Task details ::
Provide only the number of lines in the records below that include "this".

**** Records provided

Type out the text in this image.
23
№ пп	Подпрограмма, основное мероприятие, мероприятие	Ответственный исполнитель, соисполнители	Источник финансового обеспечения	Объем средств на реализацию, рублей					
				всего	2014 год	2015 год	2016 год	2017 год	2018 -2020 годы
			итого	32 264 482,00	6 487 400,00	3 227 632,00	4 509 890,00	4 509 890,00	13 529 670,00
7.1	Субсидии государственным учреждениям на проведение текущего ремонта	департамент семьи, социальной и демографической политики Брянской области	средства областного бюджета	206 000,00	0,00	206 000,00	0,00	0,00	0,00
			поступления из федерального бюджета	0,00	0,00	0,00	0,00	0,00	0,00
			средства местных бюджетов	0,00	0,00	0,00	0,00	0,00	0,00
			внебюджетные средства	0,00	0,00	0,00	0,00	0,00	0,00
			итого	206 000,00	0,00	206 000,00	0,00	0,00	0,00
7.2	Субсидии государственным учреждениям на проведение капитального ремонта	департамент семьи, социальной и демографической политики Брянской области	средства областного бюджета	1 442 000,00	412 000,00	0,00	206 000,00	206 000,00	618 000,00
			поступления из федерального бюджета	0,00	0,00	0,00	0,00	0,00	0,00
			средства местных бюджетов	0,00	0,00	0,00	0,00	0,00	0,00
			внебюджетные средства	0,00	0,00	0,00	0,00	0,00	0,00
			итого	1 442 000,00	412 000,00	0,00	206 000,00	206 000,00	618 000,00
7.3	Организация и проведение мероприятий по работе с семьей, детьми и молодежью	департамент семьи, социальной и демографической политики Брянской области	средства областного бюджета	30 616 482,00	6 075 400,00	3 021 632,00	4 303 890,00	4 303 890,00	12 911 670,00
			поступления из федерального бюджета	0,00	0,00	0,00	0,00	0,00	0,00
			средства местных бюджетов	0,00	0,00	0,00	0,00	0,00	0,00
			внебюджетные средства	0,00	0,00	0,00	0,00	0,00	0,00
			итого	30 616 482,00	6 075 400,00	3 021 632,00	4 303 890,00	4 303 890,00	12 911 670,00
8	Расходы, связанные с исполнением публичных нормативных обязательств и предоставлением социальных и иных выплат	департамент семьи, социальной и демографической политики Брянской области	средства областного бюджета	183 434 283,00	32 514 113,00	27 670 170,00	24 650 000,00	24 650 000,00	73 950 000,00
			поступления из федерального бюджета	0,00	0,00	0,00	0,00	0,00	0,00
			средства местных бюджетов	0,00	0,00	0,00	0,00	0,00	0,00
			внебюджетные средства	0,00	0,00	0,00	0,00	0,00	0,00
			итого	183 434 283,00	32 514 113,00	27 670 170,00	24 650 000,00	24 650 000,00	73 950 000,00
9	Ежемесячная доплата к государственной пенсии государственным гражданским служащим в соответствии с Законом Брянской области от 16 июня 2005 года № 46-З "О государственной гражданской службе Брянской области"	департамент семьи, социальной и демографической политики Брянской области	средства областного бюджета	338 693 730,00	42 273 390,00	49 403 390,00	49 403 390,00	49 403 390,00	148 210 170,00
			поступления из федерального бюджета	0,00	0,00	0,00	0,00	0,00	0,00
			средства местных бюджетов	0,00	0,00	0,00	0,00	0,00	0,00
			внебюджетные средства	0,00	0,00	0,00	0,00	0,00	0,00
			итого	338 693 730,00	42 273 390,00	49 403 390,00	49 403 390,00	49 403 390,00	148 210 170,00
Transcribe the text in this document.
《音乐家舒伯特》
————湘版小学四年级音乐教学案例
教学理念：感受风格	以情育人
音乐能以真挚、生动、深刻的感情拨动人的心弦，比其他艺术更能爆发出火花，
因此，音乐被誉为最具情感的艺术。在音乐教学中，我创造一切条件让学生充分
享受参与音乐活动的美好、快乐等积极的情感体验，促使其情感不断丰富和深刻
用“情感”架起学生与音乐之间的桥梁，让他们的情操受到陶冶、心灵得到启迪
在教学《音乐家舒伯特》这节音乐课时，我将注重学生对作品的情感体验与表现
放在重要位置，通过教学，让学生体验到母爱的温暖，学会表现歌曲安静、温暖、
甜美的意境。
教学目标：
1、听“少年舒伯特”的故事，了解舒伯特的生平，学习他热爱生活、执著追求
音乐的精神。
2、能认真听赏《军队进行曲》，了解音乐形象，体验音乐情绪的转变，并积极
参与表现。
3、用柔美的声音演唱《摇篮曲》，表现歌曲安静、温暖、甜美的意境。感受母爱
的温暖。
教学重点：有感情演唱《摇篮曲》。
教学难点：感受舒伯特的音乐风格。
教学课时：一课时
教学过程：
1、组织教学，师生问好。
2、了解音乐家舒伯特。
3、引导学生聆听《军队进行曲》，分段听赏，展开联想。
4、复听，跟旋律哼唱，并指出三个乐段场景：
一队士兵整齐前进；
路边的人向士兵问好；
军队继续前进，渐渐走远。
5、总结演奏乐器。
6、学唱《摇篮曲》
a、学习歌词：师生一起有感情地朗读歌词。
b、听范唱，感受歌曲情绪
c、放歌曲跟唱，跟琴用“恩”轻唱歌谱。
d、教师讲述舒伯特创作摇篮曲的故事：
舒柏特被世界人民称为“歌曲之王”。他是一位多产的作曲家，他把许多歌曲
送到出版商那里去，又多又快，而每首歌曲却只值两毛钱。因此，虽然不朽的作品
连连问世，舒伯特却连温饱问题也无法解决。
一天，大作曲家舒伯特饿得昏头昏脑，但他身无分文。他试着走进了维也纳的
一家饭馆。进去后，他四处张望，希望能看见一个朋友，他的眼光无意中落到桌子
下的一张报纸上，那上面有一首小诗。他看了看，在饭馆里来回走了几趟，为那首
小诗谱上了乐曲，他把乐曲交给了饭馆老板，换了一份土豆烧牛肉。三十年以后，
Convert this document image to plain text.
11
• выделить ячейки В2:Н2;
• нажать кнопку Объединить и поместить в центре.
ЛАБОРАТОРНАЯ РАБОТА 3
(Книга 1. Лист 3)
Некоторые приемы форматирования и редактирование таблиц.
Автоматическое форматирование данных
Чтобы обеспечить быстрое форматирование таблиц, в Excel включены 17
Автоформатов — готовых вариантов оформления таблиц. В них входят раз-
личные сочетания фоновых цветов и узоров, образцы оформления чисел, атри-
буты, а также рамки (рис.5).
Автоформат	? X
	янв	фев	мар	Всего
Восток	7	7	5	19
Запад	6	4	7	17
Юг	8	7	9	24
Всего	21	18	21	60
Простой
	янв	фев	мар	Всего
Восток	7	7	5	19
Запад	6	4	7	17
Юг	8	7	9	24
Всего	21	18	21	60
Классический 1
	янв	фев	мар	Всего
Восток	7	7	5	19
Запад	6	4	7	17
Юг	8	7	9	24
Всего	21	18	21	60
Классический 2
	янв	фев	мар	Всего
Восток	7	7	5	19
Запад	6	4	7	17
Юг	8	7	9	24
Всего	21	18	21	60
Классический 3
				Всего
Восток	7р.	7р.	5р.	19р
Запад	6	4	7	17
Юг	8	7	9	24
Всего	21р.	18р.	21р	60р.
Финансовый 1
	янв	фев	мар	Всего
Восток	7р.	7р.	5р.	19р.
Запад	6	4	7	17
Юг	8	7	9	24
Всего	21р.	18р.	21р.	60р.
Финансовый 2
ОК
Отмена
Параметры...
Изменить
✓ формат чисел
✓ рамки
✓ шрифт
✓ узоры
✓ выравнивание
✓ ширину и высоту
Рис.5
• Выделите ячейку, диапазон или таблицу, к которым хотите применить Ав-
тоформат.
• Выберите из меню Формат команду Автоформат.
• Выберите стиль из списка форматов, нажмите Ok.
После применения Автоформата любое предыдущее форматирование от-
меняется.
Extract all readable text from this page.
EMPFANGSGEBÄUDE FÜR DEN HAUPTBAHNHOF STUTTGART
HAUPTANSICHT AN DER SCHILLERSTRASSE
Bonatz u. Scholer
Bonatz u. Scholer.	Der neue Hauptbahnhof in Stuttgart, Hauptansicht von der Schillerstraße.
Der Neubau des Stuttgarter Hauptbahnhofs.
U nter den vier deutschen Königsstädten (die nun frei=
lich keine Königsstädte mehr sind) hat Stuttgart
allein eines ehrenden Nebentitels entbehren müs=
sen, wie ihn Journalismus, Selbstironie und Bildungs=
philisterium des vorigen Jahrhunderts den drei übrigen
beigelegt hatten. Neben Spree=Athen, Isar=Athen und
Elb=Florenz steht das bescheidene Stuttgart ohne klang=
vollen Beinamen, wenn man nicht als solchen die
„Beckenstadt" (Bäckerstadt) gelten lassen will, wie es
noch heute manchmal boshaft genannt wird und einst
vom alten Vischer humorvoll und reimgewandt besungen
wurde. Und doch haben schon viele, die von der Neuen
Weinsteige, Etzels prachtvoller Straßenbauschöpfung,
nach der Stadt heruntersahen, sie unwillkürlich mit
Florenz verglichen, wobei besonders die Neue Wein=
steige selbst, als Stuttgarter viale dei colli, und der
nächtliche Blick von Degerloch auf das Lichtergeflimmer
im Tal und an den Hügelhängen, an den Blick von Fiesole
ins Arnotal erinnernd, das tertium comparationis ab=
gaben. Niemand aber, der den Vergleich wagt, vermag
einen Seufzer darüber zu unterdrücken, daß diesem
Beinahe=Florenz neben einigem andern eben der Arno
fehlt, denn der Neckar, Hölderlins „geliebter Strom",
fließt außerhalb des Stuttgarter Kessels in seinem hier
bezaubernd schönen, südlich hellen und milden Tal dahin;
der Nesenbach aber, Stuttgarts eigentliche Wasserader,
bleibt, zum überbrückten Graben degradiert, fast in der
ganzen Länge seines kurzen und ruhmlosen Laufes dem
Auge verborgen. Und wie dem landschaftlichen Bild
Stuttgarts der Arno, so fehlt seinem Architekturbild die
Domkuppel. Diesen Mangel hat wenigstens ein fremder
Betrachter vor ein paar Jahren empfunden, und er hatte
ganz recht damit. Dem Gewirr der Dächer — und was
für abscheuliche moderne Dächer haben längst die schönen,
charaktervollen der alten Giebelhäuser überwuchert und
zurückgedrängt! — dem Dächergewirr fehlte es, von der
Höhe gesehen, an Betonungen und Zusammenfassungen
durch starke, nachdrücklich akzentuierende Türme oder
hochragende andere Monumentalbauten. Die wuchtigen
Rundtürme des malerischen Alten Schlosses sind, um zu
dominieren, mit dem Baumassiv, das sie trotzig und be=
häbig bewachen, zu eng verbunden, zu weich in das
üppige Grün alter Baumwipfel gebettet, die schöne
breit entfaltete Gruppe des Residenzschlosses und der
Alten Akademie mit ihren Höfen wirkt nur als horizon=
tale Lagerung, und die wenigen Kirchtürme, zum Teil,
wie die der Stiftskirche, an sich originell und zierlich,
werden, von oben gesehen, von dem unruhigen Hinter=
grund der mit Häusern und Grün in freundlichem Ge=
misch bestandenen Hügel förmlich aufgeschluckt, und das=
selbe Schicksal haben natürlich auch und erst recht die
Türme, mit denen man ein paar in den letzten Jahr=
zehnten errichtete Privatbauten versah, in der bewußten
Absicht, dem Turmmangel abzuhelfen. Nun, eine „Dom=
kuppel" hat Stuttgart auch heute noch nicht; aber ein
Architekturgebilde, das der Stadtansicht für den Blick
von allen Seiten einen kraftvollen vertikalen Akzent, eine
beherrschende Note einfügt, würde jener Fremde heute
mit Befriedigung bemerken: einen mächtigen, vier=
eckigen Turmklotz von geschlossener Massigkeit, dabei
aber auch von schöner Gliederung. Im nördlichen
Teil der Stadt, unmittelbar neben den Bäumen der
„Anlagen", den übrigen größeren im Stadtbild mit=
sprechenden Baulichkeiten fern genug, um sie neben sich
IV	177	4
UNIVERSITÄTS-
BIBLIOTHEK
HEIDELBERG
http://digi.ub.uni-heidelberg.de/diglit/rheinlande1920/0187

********

Task solution ::
4